> _DESCRIPTION OF THE TASK_: Return each entry exactly, with none missing.

==*==

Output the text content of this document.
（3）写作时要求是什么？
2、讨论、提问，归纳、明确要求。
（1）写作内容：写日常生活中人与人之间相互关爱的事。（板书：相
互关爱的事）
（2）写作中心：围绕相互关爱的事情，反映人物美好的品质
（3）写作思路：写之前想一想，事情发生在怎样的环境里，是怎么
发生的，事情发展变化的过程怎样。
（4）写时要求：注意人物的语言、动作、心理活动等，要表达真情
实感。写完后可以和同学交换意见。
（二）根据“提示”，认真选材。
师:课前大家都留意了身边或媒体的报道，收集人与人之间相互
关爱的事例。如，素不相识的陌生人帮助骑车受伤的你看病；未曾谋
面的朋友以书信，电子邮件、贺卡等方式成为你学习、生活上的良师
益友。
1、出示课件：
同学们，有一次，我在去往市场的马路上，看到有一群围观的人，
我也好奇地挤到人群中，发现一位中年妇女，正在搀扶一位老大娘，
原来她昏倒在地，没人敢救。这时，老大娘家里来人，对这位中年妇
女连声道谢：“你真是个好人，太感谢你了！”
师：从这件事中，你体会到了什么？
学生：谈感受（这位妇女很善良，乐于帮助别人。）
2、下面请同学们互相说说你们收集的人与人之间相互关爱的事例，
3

==*==

> _RESPONSE BELOW_:
Output the text content of this document.
（3）写作时要求是什么？
2、讨论、提问，归纳、明确要求。
（1）写作内容：写日常生活中人与人之间相互关爱的事。（板书：相
互关爱的事）
（2）写作中心：围绕相互关爱的事情，反映人物美好的品质
（3）写作思路：写之前想一想，事情发生在怎样的环境里，是怎么
发生的，事情发展变化的过程怎样。
（4）写时要求：注意人物的语言、动作、心理活动等，要表达真情
实感。写完后可以和同学交换意见。
（二）根据“提示”，认真选材。
师:课前大家都留意了身边或媒体的报道，收集人与人之间相互
关爱的事例。如，素不相识的陌生人帮助骑车受伤的你看病；未曾谋
面的朋友以书信，电子邮件、贺卡等方式成为你学习、生活上的良师
益友。
1、出示课件：
同学们，有一次，我在去往市场的马路上，看到有一群围观的人，
我也好奇地挤到人群中，发现一位中年妇女，正在搀扶一位老大娘，
原来她昏倒在地，没人敢救。这时，老大娘家里来人，对这位中年妇
女连声道谢：“你真是个好人，太感谢你了！”
师：从这件事中，你体会到了什么？
学生：谈感受（这位妇女很善良，乐于帮助别人。）
2、下面请同学们互相说说你们收集的人与人之间相互关爱的事例，
3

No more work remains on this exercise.